**Records shown**

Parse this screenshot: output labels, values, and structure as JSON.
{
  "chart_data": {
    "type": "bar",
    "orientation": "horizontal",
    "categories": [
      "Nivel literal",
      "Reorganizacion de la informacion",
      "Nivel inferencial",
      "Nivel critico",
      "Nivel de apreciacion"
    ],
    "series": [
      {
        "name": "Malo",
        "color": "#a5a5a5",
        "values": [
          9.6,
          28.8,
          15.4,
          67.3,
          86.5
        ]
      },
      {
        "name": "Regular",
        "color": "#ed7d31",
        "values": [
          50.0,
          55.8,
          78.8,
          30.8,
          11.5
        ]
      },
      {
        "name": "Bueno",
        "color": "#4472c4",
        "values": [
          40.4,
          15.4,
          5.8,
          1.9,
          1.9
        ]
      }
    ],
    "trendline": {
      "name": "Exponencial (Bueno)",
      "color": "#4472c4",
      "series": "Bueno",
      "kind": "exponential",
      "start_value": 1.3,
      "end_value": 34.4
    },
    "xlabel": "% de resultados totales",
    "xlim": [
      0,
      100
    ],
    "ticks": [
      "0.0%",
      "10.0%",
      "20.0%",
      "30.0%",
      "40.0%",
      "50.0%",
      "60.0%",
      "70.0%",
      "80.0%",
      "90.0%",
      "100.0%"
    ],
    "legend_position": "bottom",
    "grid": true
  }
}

**Description of the task**
Read the entries and select each line where the word "color" is found.

**Exercise answer**
        "color": "#a5a5a5",
        "color": "#ed7d31",
        "color": "#4472c4",
      "color": "#4472c4",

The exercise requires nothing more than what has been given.